WHAT YOU WILL DO →
Keep only the lines of the data below that contain "Larry", and copy them.

SUPPLIED RECORDS →

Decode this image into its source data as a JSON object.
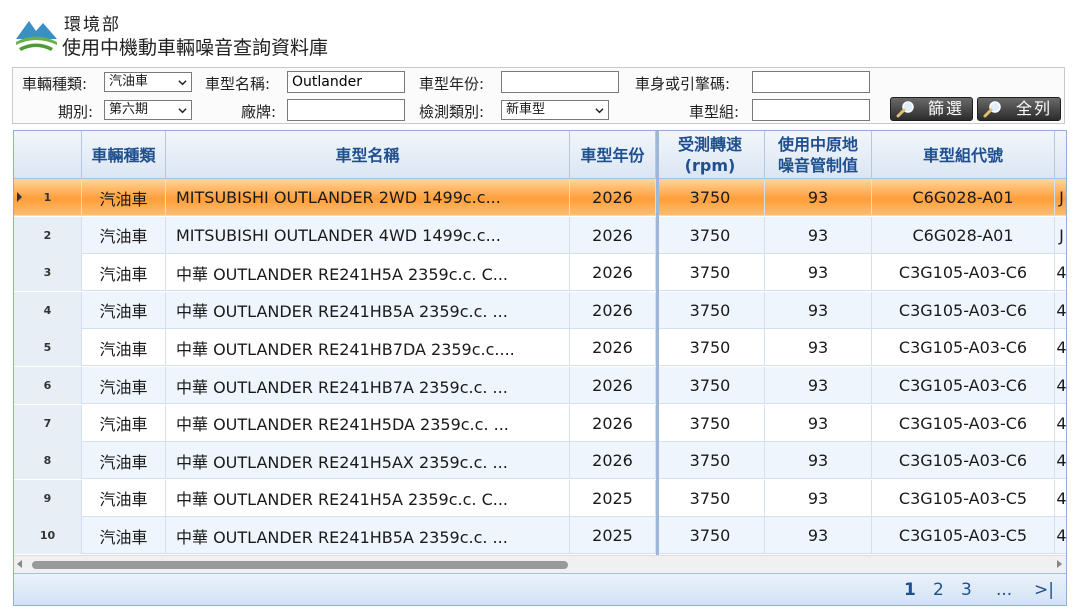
{
  "header": {
    "org_name": "環境部",
    "app_title": "使用中機動車輛噪音查詢資料庫"
  },
  "filters": {
    "vehicle_type_label": "車輛種類:",
    "vehicle_type_value": "汽油車",
    "model_name_label": "車型名稱:",
    "model_name_value": "Outlander",
    "model_year_label": "車型年份:",
    "model_year_value": "",
    "engine_code_label": "車身或引擎碼:",
    "engine_code_value": "",
    "period_label": "期別:",
    "period_value": "第六期",
    "brand_label": "廠牌:",
    "brand_value": "",
    "test_type_label": "檢測類別:",
    "test_type_value": "新車型",
    "model_group_label": "車型組:",
    "model_group_value": "",
    "filter_button": "篩選",
    "list_all_button": "全列"
  },
  "table": {
    "columns": [
      "車輛種類",
      "車型名稱",
      "車型年份",
      "受測轉速\n(rpm)",
      "使用中原地\n噪音管制值",
      "車型組代號"
    ],
    "rows": [
      {
        "idx": "1",
        "type": "汽油車",
        "name": "MITSUBISHI OUTLANDER 2WD 1499c.c...",
        "year": "2026",
        "rpm": "3750",
        "limit": "93",
        "group": "C6G028-A01",
        "extra": "J"
      },
      {
        "idx": "2",
        "type": "汽油車",
        "name": "MITSUBISHI OUTLANDER 4WD 1499c.c...",
        "year": "2026",
        "rpm": "3750",
        "limit": "93",
        "group": "C6G028-A01",
        "extra": "J"
      },
      {
        "idx": "3",
        "type": "汽油車",
        "name": "中華 OUTLANDER RE241H5A 2359c.c. C...",
        "year": "2026",
        "rpm": "3750",
        "limit": "93",
        "group": "C3G105-A03-C6",
        "extra": "4"
      },
      {
        "idx": "4",
        "type": "汽油車",
        "name": "中華 OUTLANDER RE241HB5A 2359c.c. ...",
        "year": "2026",
        "rpm": "3750",
        "limit": "93",
        "group": "C3G105-A03-C6",
        "extra": "4"
      },
      {
        "idx": "5",
        "type": "汽油車",
        "name": "中華 OUTLANDER RE241HB7DA 2359c.c....",
        "year": "2026",
        "rpm": "3750",
        "limit": "93",
        "group": "C3G105-A03-C6",
        "extra": "4"
      },
      {
        "idx": "6",
        "type": "汽油車",
        "name": "中華 OUTLANDER RE241HB7A 2359c.c. ...",
        "year": "2026",
        "rpm": "3750",
        "limit": "93",
        "group": "C3G105-A03-C6",
        "extra": "4"
      },
      {
        "idx": "7",
        "type": "汽油車",
        "name": "中華 OUTLANDER RE241H5DA 2359c.c. ...",
        "year": "2026",
        "rpm": "3750",
        "limit": "93",
        "group": "C3G105-A03-C6",
        "extra": "4"
      },
      {
        "idx": "8",
        "type": "汽油車",
        "name": "中華 OUTLANDER RE241H5AX 2359c.c. ...",
        "year": "2026",
        "rpm": "3750",
        "limit": "93",
        "group": "C3G105-A03-C6",
        "extra": "4"
      },
      {
        "idx": "9",
        "type": "汽油車",
        "name": "中華 OUTLANDER RE241H5A 2359c.c. C...",
        "year": "2025",
        "rpm": "3750",
        "limit": "93",
        "group": "C3G105-A03-C5",
        "extra": "4"
      },
      {
        "idx": "10",
        "type": "汽油車",
        "name": "中華 OUTLANDER RE241HB5A 2359c.c. ...",
        "year": "2025",
        "rpm": "3750",
        "limit": "93",
        "group": "C3G105-A03-C5",
        "extra": "4"
      }
    ]
  },
  "pager": {
    "pages": [
      "1",
      "2",
      "3",
      "..."
    ],
    "last": ">|"
  },
  "colors": {
    "accent": "#1f4f8f",
    "selected_row": "#ff9e3a",
    "alt_row": "#eef5fc"
  },
  "icons": {
    "logo": "moenv-logo",
    "magnifier": "magnifier-icon"
  }
}
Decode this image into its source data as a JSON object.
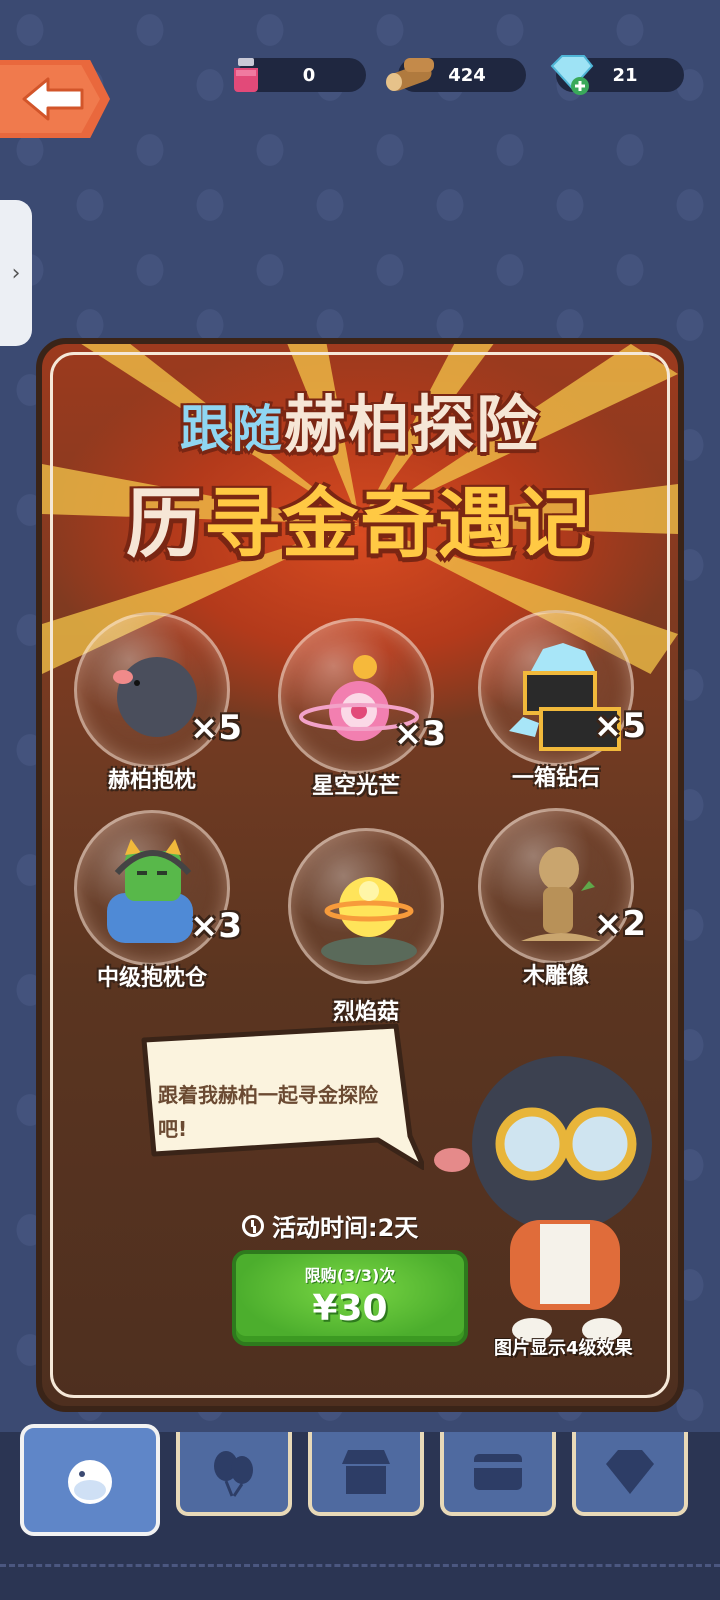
{
  "resources": [
    {
      "icon": "potion-icon",
      "value": "0"
    },
    {
      "icon": "wood-icon",
      "value": "424"
    },
    {
      "icon": "diamond-icon",
      "value": "21"
    }
  ],
  "side_tab": {
    "arrow": "›"
  },
  "banner": {
    "title_line1_blue": "跟随",
    "title_line1": "赫柏探险",
    "title_line2_light": "历",
    "title_line2": "寻金奇遇记"
  },
  "rewards": [
    {
      "name": "赫柏抱枕",
      "qty": "×5",
      "icon": "mole-pillow-icon"
    },
    {
      "name": "星空光芒",
      "qty": "×3",
      "icon": "star-light-icon"
    },
    {
      "name": "一箱钻石",
      "qty": "×5",
      "icon": "diamond-box-icon"
    },
    {
      "name": "中级抱枕仓",
      "qty": "×3",
      "icon": "pillow-pod-icon"
    },
    {
      "name": "烈焰菇",
      "qty": "",
      "icon": "flame-mushroom-icon"
    },
    {
      "name": "木雕像",
      "qty": "×2",
      "icon": "wood-statue-icon"
    }
  ],
  "speech": {
    "text": "跟着我赫柏一起寻金探险吧!"
  },
  "timer": {
    "label": "活动时间:2天"
  },
  "purchase": {
    "limit": "限购(3/3)次",
    "price": "¥30"
  },
  "note": "图片显示4级效果",
  "tabs": [
    {
      "icon": "character-icon",
      "active": true
    },
    {
      "icon": "balloons-icon",
      "active": false
    },
    {
      "icon": "shop-icon",
      "active": false
    },
    {
      "icon": "card-icon",
      "active": false
    },
    {
      "icon": "gem-icon",
      "active": false
    }
  ],
  "colors": {
    "background": "#3b4a72",
    "accent_orange": "#e9683d",
    "button_green": "#4cae2d",
    "title_gold": "#ffc944",
    "title_blue": "#8fd6f2"
  }
}
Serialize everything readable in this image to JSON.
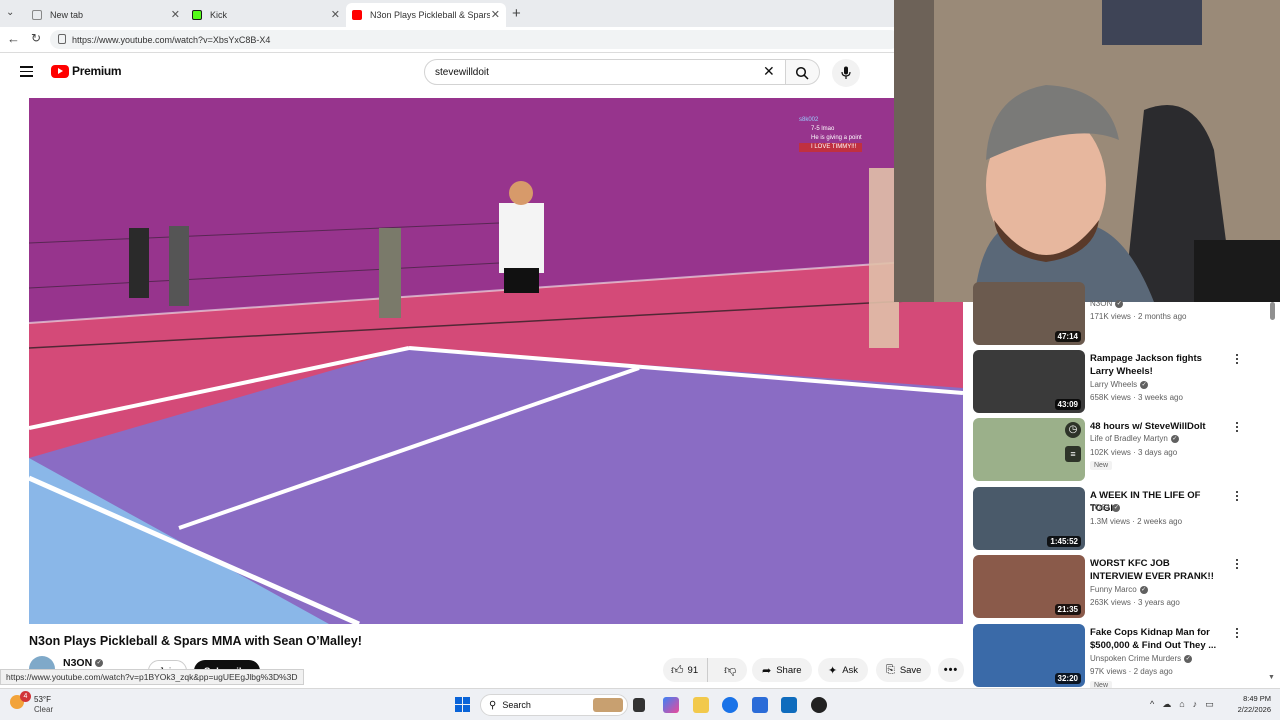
{
  "browser": {
    "tabs": [
      {
        "label": "New tab",
        "active": false
      },
      {
        "label": "Kick",
        "active": false
      },
      {
        "label": "N3on Plays Pickleball & Spars",
        "active": true
      }
    ],
    "url": "https://www.youtube.com/watch?v=XbsYxC8B-X4"
  },
  "youtube": {
    "logo_text": "Premium",
    "search_value": "stevewilldoit"
  },
  "video": {
    "title": "N3on Plays Pickleball & Spars MMA with Sean O’Malley!",
    "channel": "N3ON",
    "join_label": "Join",
    "subscribe_label": "Subscribe",
    "like_count": "91",
    "share_label": "Share",
    "ask_label": "Ask",
    "save_label": "Save",
    "chat_lines": [
      "s8k002",
      "7-5 lmao",
      "He is giving a point",
      "I LOVE TIMMY!!!"
    ]
  },
  "sidebar": {
    "items": [
      {
        "title": "",
        "channel": "N3ON",
        "meta": "171K views · 2 months ago",
        "duration": "47:14",
        "color": "#6b5a4e",
        "verified": true,
        "new": false
      },
      {
        "title": "Rampage Jackson fights Larry Wheels!",
        "channel": "Larry Wheels",
        "meta": "658K views · 3 weeks ago",
        "duration": "43:09",
        "color": "#3a3a3a",
        "verified": true,
        "new": false
      },
      {
        "title": "48 hours w/ SteveWillDoIt",
        "channel": "Life of Bradley Martyn",
        "meta": "102K views · 3 days ago",
        "duration": "",
        "color": "#9bb08a",
        "verified": true,
        "new": true
      },
      {
        "title": "A WEEK IN THE LIFE OF TOGI",
        "channel": "TOGI",
        "meta": "1.3M views · 2 weeks ago",
        "duration": "1:45:52",
        "color": "#4a5a6a",
        "verified": true,
        "new": false
      },
      {
        "title": "WORST KFC JOB INTERVIEW EVER PRANK!!",
        "channel": "Funny Marco",
        "meta": "263K views · 3 years ago",
        "duration": "21:35",
        "color": "#8a5a4a",
        "verified": true,
        "new": false
      },
      {
        "title": "Fake Cops Kidnap Man for $500,000 & Find Out They ...",
        "channel": "Unspoken Crime Murders",
        "meta": "97K views · 2 days ago",
        "duration": "32:20",
        "color": "#3a6aa8",
        "verified": true,
        "new": true
      }
    ],
    "new_label": "New"
  },
  "status_url": "https://www.youtube.com/watch?v=p1BYOk3_zqk&pp=ugUEEgJlbg%3D%3D",
  "taskbar": {
    "weather_temp": "53°F",
    "weather_desc": "Clear",
    "notif_count": "4",
    "search_label": "Search",
    "time": "8:49 PM",
    "date": "2/22/2026"
  }
}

RESPONSE TO THE EXERCISE →
        "title": "Rampage Jackson fights Larry Wheels!",
        "channel": "Larry Wheels",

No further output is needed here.